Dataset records
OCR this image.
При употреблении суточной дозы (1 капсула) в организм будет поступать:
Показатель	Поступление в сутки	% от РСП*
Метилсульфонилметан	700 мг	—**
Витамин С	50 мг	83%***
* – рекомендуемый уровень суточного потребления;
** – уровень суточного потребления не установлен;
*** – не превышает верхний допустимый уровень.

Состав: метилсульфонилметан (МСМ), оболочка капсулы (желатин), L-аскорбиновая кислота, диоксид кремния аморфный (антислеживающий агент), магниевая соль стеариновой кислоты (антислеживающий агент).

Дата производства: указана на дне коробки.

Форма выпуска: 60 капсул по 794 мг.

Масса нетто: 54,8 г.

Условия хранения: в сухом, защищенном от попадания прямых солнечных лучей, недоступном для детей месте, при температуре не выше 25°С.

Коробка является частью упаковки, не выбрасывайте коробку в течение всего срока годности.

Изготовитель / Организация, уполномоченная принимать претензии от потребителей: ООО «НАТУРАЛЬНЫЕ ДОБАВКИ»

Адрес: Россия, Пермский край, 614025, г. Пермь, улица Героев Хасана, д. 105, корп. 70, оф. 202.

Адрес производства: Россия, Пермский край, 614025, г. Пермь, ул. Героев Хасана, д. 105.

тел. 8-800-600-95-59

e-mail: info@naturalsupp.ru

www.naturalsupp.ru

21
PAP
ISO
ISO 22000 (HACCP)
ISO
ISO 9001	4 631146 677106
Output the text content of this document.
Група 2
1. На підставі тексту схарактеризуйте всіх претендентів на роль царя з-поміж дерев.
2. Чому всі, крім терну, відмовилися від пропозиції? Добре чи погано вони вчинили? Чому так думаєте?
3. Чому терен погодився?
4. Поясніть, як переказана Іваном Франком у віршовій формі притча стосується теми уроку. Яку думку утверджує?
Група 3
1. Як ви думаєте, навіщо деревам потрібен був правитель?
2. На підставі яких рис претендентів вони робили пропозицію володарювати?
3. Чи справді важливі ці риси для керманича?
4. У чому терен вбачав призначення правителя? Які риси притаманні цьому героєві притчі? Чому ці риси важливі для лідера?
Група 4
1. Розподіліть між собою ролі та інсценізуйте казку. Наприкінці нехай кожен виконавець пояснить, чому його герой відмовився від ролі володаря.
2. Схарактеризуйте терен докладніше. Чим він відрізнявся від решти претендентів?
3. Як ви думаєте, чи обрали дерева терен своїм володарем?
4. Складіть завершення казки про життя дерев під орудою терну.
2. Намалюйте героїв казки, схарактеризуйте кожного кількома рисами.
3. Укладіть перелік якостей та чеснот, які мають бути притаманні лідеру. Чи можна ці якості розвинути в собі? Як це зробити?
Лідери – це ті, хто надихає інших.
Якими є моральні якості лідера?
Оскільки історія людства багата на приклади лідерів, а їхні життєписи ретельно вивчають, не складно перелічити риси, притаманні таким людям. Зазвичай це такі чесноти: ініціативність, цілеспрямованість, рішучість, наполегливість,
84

EXERCISE:
Find how many lines in the material hold the word "край" and state that number alone.

RESULT OF THIS EXERCISE:
2